### 与えられた課題
以下の行をすべて、一字一句変えずに再掲してください。ただし、画像は解答に含めないでください。

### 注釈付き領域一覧
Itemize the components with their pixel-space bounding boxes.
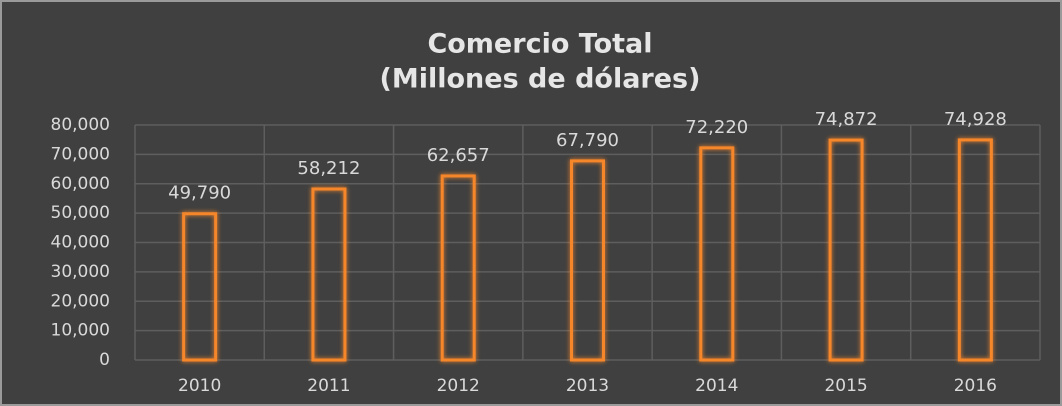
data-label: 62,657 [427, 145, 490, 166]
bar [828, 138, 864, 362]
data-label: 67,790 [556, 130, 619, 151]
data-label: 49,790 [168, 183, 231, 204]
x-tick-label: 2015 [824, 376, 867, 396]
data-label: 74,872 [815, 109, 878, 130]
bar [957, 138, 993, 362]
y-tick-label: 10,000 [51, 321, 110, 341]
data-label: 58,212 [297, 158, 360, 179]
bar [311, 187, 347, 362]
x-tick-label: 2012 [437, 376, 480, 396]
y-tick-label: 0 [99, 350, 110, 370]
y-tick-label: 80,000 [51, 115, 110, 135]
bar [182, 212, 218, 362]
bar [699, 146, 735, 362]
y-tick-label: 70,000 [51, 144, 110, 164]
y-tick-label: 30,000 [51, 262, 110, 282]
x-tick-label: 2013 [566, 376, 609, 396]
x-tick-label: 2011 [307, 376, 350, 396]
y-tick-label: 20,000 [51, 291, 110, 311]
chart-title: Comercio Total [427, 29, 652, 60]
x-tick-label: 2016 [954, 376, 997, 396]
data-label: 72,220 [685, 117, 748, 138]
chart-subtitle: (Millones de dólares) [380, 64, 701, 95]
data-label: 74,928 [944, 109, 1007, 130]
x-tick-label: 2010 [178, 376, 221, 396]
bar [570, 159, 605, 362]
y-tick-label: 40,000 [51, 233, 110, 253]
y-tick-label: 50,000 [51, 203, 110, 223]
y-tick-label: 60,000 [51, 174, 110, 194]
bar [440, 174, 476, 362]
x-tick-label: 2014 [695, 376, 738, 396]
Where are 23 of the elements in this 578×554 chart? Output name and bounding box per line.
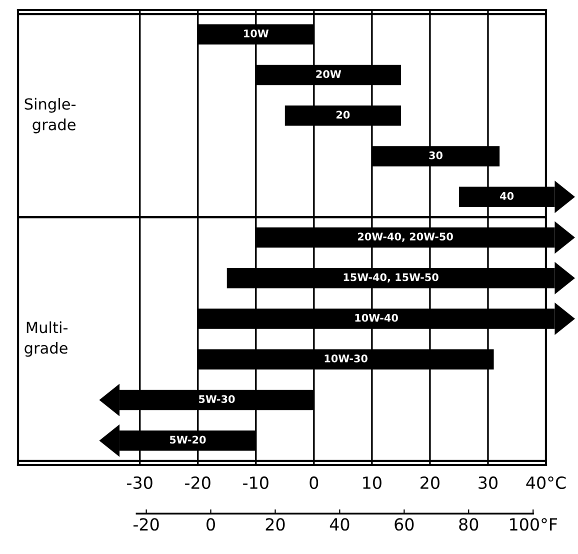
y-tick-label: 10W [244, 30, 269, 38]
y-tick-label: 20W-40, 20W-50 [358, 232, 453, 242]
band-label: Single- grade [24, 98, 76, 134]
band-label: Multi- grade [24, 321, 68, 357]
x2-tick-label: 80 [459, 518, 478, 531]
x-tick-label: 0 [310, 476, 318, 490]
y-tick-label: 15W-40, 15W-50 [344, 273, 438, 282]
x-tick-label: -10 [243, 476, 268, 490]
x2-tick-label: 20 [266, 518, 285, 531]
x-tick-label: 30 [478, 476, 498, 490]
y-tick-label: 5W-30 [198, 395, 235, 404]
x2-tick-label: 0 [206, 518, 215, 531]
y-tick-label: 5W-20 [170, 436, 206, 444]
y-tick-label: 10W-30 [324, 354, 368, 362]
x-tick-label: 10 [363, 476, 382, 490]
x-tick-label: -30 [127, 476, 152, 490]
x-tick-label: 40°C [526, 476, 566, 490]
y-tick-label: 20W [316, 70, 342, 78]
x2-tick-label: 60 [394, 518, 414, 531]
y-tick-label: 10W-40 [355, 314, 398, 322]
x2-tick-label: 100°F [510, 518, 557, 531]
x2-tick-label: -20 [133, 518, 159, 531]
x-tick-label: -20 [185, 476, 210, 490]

### 完成した演習
Itemize the components with their pixel-space bounding boxes.
data-label: 62,657 [427, 145, 490, 166]
bar [828, 138, 864, 362]
data-label: 67,790 [556, 130, 619, 151]
data-label: 49,790 [168, 183, 231, 204]
x-tick-label: 2015 [824, 376, 867, 396]
data-label: 74,872 [815, 109, 878, 130]
bar [957, 138, 993, 362]
y-tick-label: 10,000 [51, 321, 110, 341]
data-label: 58,212 [297, 158, 360, 179]
bar [311, 187, 347, 362]
x-tick-label: 2012 [437, 376, 480, 396]
y-tick-label: 0 [99, 350, 110, 370]
y-tick-label: 80,000 [51, 115, 110, 135]
bar [182, 212, 218, 362]
bar [699, 146, 735, 362]
y-tick-label: 70,000 [51, 144, 110, 164]
y-tick-label: 30,000 [51, 262, 110, 282]
x-tick-label: 2013 [566, 376, 609, 396]
x-tick-label: 2011 [307, 376, 350, 396]
y-tick-label: 20,000 [51, 291, 110, 311]
chart-title: Comercio Total [427, 29, 652, 60]
x-tick-label: 2016 [954, 376, 997, 396]
data-label: 72,220 [685, 117, 748, 138]
chart-subtitle: (Millones de dólares) [380, 64, 701, 95]
data-label: 74,928 [944, 109, 1007, 130]
x-tick-label: 2010 [178, 376, 221, 396]
bar [570, 159, 605, 362]
y-tick-label: 40,000 [51, 233, 110, 253]
y-tick-label: 50,000 [51, 203, 110, 223]
y-tick-label: 60,000 [51, 174, 110, 194]
bar [440, 174, 476, 362]
x-tick-label: 2014 [695, 376, 738, 396]
Where are 23 of the elements in this 578×554 chart? Output name and bounding box per line.
y-tick-label: 10W [244, 30, 269, 38]
y-tick-label: 20W-40, 20W-50 [358, 232, 453, 242]
band-label: Single- grade [24, 98, 76, 134]
band-label: Multi- grade [24, 321, 68, 357]
x2-tick-label: 80 [459, 518, 478, 531]
x-tick-label: 0 [310, 476, 318, 490]
y-tick-label: 15W-40, 15W-50 [344, 273, 438, 282]
x-tick-label: -10 [243, 476, 268, 490]
x2-tick-label: 20 [266, 518, 285, 531]
x-tick-label: 30 [478, 476, 498, 490]
y-tick-label: 5W-30 [198, 395, 235, 404]
x2-tick-label: 0 [206, 518, 215, 531]
y-tick-label: 5W-20 [170, 436, 206, 444]
y-tick-label: 10W-30 [324, 354, 368, 362]
x-tick-label: 10 [363, 476, 382, 490]
x-tick-label: -30 [127, 476, 152, 490]
x-tick-label: 40°C [526, 476, 566, 490]
y-tick-label: 20W [316, 70, 342, 78]
x2-tick-label: 60 [394, 518, 414, 531]
y-tick-label: 10W-40 [355, 314, 398, 322]
x2-tick-label: 100°F [510, 518, 557, 531]
x2-tick-label: -20 [133, 518, 159, 531]
x-tick-label: -20 [185, 476, 210, 490]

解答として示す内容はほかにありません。